WORK TO COMPLETE ->
Edit the entries below by changing each "page-number" to "page-num" and leaving every other part unchanged.
--- start of EXERCISE INPUT ---
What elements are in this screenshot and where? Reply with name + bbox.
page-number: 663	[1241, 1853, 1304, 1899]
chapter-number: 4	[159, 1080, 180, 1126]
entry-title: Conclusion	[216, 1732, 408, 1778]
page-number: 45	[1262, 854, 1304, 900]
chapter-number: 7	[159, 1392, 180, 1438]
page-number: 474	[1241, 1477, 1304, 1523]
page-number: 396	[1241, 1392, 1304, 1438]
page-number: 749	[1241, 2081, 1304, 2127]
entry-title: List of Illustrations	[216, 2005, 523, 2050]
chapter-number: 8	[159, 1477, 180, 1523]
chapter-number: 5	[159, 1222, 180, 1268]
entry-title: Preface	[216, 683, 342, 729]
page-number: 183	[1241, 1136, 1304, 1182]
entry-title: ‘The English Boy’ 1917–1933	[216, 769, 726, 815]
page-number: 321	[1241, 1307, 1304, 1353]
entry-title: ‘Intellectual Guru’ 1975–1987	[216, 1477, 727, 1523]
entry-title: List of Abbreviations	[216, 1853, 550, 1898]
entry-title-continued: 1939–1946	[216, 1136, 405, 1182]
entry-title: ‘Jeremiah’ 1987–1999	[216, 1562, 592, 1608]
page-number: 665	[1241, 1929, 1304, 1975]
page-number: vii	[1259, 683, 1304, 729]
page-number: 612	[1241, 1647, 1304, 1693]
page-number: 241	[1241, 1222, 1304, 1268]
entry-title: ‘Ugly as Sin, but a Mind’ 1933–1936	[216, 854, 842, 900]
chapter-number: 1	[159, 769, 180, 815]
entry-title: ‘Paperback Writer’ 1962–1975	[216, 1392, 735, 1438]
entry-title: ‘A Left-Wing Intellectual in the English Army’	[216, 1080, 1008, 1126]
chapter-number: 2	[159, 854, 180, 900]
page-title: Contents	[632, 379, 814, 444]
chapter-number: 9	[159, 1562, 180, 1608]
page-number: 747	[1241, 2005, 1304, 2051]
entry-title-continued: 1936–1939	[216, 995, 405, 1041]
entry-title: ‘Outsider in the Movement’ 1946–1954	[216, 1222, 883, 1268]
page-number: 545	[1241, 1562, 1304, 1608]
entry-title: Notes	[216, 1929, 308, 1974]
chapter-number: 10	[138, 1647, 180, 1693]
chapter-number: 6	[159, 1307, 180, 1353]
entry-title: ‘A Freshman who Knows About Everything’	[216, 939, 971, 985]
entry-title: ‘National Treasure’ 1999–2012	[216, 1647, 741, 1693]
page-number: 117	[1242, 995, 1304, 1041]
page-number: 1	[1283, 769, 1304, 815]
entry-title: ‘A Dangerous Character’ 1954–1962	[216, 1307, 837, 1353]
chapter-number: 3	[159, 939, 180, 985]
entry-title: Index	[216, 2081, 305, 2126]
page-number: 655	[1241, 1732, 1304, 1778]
--- end of EXERCISE INPUT ---
ANSWER FOR THE TASK ->
What elements are in this screenshot and where? Reply with name + bbox.
page-num: 663	[1241, 1853, 1304, 1899]
chapter-number: 4	[159, 1080, 180, 1126]
entry-title: Conclusion	[216, 1732, 408, 1778]
page-num: 45	[1262, 854, 1304, 900]
chapter-number: 7	[159, 1392, 180, 1438]
page-num: 474	[1241, 1477, 1304, 1523]
page-num: 396	[1241, 1392, 1304, 1438]
page-num: 749	[1241, 2081, 1304, 2127]
entry-title: List of Illustrations	[216, 2005, 523, 2050]
chapter-number: 8	[159, 1477, 180, 1523]
chapter-number: 5	[159, 1222, 180, 1268]
entry-title: Preface	[216, 683, 342, 729]
page-num: 183	[1241, 1136, 1304, 1182]
entry-title: ‘The English Boy’ 1917–1933	[216, 769, 726, 815]
page-num: 321	[1241, 1307, 1304, 1353]
entry-title: ‘Intellectual Guru’ 1975–1987	[216, 1477, 727, 1523]
entry-title: List of Abbreviations	[216, 1853, 550, 1898]
entry-title-continued: 1939–1946	[216, 1136, 405, 1182]
entry-title: ‘Jeremiah’ 1987–1999	[216, 1562, 592, 1608]
page-num: 665	[1241, 1929, 1304, 1975]
page-num: vii	[1259, 683, 1304, 729]
page-num: 612	[1241, 1647, 1304, 1693]
page-num: 241	[1241, 1222, 1304, 1268]
entry-title: ‘Ugly as Sin, but a Mind’ 1933–1936	[216, 854, 842, 900]
chapter-number: 1	[159, 769, 180, 815]
entry-title: ‘Paperback Writer’ 1962–1975	[216, 1392, 735, 1438]
entry-title: ‘A Left-Wing Intellectual in the English Army’	[216, 1080, 1008, 1126]
chapter-number: 2	[159, 854, 180, 900]
page-title: Contents	[632, 379, 814, 444]
chapter-number: 9	[159, 1562, 180, 1608]
page-num: 747	[1241, 2005, 1304, 2051]
entry-title-continued: 1936–1939	[216, 995, 405, 1041]
entry-title: ‘Outsider in the Movement’ 1946–1954	[216, 1222, 883, 1268]
page-num: 545	[1241, 1562, 1304, 1608]
entry-title: Notes	[216, 1929, 308, 1974]
chapter-number: 10	[138, 1647, 180, 1693]
chapter-number: 6	[159, 1307, 180, 1353]
entry-title: ‘A Freshman who Knows About Everything’	[216, 939, 971, 985]
entry-title: ‘National Treasure’ 1999–2012	[216, 1647, 741, 1693]
page-num: 117	[1242, 995, 1304, 1041]
page-num: 1	[1283, 769, 1304, 815]
entry-title: ‘A Dangerous Character’ 1954–1962	[216, 1307, 837, 1353]
chapter-number: 3	[159, 939, 180, 985]
entry-title: Index	[216, 2081, 305, 2126]
page-num: 655	[1241, 1732, 1304, 1778]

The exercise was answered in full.